### Goal of the exercise
Find "What text is on this page?" in the data, then restate the line it sits in and every later line word for word, ending with the last line.

(Items from a dataset)
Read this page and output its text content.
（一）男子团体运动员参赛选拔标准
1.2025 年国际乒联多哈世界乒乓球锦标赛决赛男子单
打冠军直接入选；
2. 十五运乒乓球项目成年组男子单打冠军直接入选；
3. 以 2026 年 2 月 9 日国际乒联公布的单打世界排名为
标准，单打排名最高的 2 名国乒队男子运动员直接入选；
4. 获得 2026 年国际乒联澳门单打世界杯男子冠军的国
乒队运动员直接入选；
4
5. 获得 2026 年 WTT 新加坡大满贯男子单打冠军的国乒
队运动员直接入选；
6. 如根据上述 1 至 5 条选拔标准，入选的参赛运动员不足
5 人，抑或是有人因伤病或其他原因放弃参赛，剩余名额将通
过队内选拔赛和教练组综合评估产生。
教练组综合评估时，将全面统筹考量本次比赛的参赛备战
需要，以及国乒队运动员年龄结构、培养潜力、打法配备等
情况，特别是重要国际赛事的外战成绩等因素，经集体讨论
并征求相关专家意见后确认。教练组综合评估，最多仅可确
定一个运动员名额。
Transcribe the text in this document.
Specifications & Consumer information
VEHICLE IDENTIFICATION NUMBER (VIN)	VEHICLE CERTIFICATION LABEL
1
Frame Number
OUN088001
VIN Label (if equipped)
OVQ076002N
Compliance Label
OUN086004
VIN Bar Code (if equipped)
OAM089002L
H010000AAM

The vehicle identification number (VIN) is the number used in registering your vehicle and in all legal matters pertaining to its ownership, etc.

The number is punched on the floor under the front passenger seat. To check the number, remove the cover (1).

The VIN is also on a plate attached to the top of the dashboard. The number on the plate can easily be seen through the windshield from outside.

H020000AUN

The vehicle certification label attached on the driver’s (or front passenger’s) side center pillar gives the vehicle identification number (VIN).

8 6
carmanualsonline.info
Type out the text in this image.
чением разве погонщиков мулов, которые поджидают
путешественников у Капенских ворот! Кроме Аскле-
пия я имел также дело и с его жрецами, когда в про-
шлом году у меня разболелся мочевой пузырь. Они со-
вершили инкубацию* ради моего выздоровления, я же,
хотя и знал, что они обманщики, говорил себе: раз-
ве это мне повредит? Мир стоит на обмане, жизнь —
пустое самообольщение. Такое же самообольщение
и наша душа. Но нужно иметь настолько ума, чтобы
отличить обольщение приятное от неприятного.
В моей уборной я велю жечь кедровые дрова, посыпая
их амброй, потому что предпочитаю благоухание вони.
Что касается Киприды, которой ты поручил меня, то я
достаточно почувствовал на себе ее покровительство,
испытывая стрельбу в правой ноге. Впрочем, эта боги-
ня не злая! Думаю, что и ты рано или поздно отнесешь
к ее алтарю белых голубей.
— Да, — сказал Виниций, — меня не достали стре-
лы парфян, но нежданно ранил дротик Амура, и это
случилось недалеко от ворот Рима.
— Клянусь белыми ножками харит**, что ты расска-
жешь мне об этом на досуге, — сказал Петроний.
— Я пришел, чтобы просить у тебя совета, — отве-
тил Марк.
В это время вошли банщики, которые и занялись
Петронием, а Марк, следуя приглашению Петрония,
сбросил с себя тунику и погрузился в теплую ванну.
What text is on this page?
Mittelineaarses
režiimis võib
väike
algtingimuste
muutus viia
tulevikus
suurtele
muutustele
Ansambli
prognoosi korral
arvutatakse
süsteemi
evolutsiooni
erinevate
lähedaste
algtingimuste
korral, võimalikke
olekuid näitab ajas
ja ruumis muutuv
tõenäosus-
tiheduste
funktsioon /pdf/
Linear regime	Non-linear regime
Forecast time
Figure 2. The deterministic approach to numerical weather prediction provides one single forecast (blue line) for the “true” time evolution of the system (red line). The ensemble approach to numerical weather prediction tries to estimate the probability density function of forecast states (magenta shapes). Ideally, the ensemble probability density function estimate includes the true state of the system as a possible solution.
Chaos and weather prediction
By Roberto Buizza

### Complete output
What text is on this page?
Mittelineaarses
režiimis võib
väike
algtingimuste
muutus viia
tulevikus
suurtele
muutustele
Ansambli
prognoosi korral
arvutatakse
süsteemi
evolutsiooni
erinevate
lähedaste
algtingimuste
korral, võimalikke
olekuid näitab ajas
ja ruumis muutuv
tõenäosus-
tiheduste
funktsioon /pdf/
Linear regime	Non-linear regime
Forecast time
Figure 2. The deterministic approach to numerical weather prediction provides one single forecast (blue line) for the “true” time evolution of the system (red line). The ensemble approach to numerical weather prediction tries to estimate the probability density function of forecast states (magenta shapes). Ideally, the ensemble probability density function estimate includes the true state of the system as a possible solution.
Chaos and weather prediction
By Roberto Buizza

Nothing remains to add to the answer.